- _To be done_
Everything in the data should be repeated exactly, save for the images.

- _Record extracts_
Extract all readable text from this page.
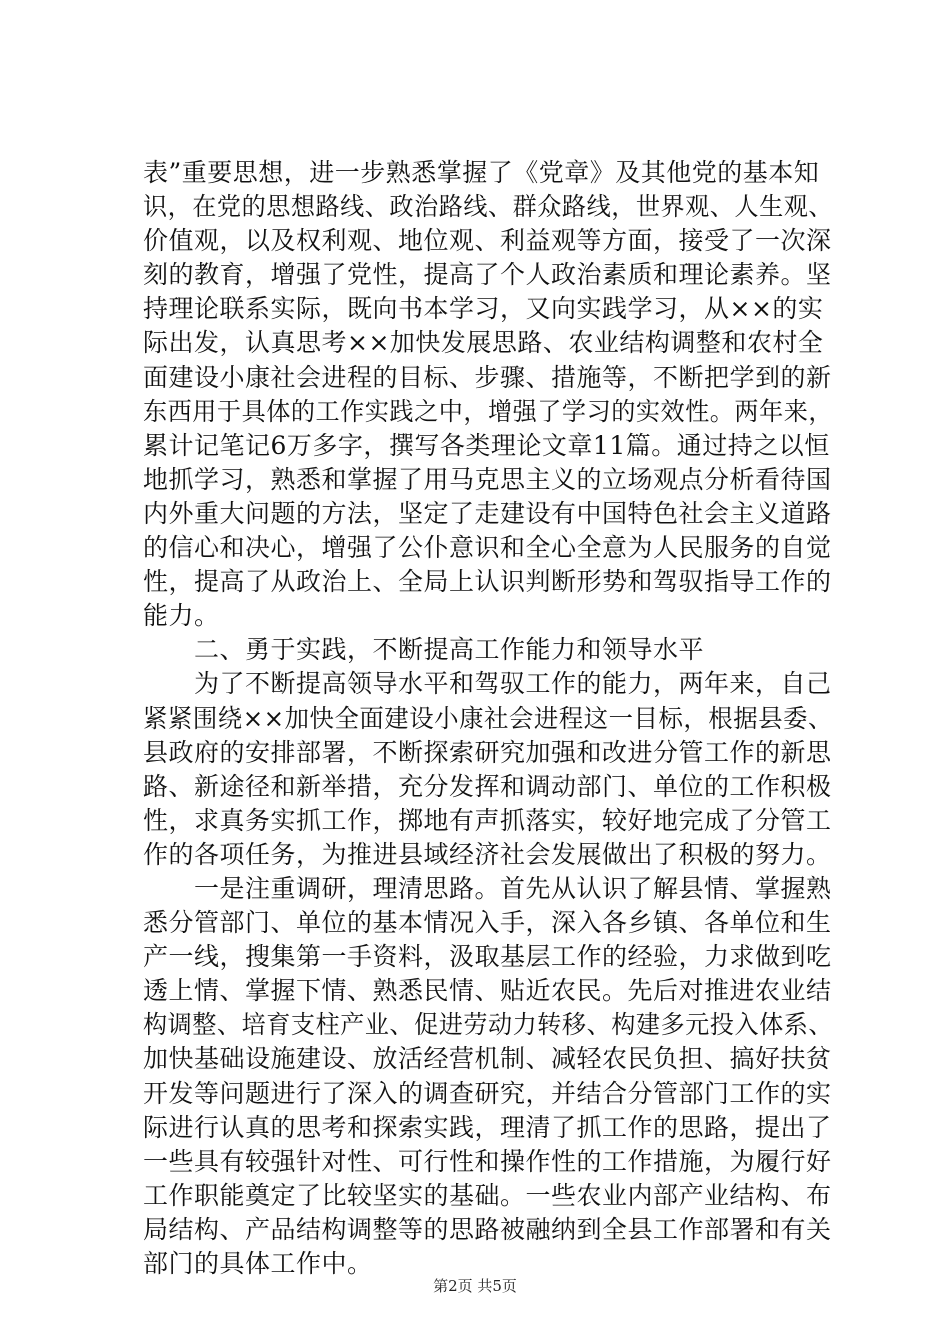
表”重要思想，进一步熟悉掌握了《党章》及其他党的基本知
识，在党的思想路线、政治路线、群众路线，世界观、人生观、
价值观，以及权利观、地位观、利益观等方面，接受了一次深
刻的教育，增强了党性，提高了个人政治素质和理论素养。坚
持理论联系实际，既向书本学习，又向实践学习，从××的实
际出发，认真思考××加快发展思路、农业结构调整和农村全
面建设小康社会进程的目标、步骤、措施等，不断把学到的新
东西用于具体的工作实践之中，增强了学习的实效性。两年来，
累计记笔记6万多字，撰写各类理论文章11篇。通过持之以恒
地抓学习，熟悉和掌握了用马克思主义的立场观点分析看待国
内外重大问题的方法，坚定了走建设有中国特色社会主义道路
的信心和决心，增强了公仆意识和全心全意为人民服务的自觉
性，提高了从政治上、全局上认识判断形势和驾驭指导工作的
能力。
　　二、勇于实践，不断提高工作能力和领导水平
　　为了不断提高领导水平和驾驭工作的能力，两年来，自己
紧紧围绕××加快全面建设小康社会进程这一目标，根据县委、
县政府的安排部署，不断探索研究加强和改进分管工作的新思
路、新途径和新举措，充分发挥和调动部门、单位的工作积极
性，求真务实抓工作，掷地有声抓落实，较好地完成了分管工
作的各项任务，为推进县域经济社会发展做出了积极的努力。
　　一是注重调研，理清思路。首先从认识了解县情、掌握熟
悉分管部门、单位的基本情况入手，深入各乡镇、各单位和生
产一线，搜集第一手资料，汲取基层工作的经验，力求做到吃
透上情、掌握下情、熟悉民情、贴近农民。先后对推进农业结
构调整、培育支柱产业、促进劳动力转移、构建多元投入体系、
加快基础设施建设、放活经营机制、减轻农民负担、搞好扶贫
开发等问题进行了深入的调查研究，并结合分管部门工作的实
际进行认真的思考和探索实践，理清了抓工作的思路，提出了
一些具有较强针对性、可行性和操作性的工作措施，为履行好
工作职能奠定了比较坚实的基础。一些农业内部产业结构、布
局结构、产品结构调整等的思路被融纳到全县工作部署和有关
部门的具体工作中。
第2页 共5页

- _Response to the task_
Extract all readable text from this page.
表”重要思想，进一步熟悉掌握了《党章》及其他党的基本知
识，在党的思想路线、政治路线、群众路线，世界观、人生观、
价值观，以及权利观、地位观、利益观等方面，接受了一次深
刻的教育，增强了党性，提高了个人政治素质和理论素养。坚
持理论联系实际，既向书本学习，又向实践学习，从××的实
际出发，认真思考××加快发展思路、农业结构调整和农村全
面建设小康社会进程的目标、步骤、措施等，不断把学到的新
东西用于具体的工作实践之中，增强了学习的实效性。两年来，
累计记笔记6万多字，撰写各类理论文章11篇。通过持之以恒
地抓学习，熟悉和掌握了用马克思主义的立场观点分析看待国
内外重大问题的方法，坚定了走建设有中国特色社会主义道路
的信心和决心，增强了公仆意识和全心全意为人民服务的自觉
性，提高了从政治上、全局上认识判断形势和驾驭指导工作的
能力。
　　二、勇于实践，不断提高工作能力和领导水平
　　为了不断提高领导水平和驾驭工作的能力，两年来，自己
紧紧围绕××加快全面建设小康社会进程这一目标，根据县委、
县政府的安排部署，不断探索研究加强和改进分管工作的新思
路、新途径和新举措，充分发挥和调动部门、单位的工作积极
性，求真务实抓工作，掷地有声抓落实，较好地完成了分管工
作的各项任务，为推进县域经济社会发展做出了积极的努力。
　　一是注重调研，理清思路。首先从认识了解县情、掌握熟
悉分管部门、单位的基本情况入手，深入各乡镇、各单位和生
产一线，搜集第一手资料，汲取基层工作的经验，力求做到吃
透上情、掌握下情、熟悉民情、贴近农民。先后对推进农业结
构调整、培育支柱产业、促进劳动力转移、构建多元投入体系、
加快基础设施建设、放活经营机制、减轻农民负担、搞好扶贫
开发等问题进行了深入的调查研究，并结合分管部门工作的实
际进行认真的思考和探索实践，理清了抓工作的思路，提出了
一些具有较强针对性、可行性和操作性的工作措施，为履行好
工作职能奠定了比较坚实的基础。一些农业内部产业结构、布
局结构、产品结构调整等的思路被融纳到全县工作部署和有关
部门的具体工作中。
第2页 共5页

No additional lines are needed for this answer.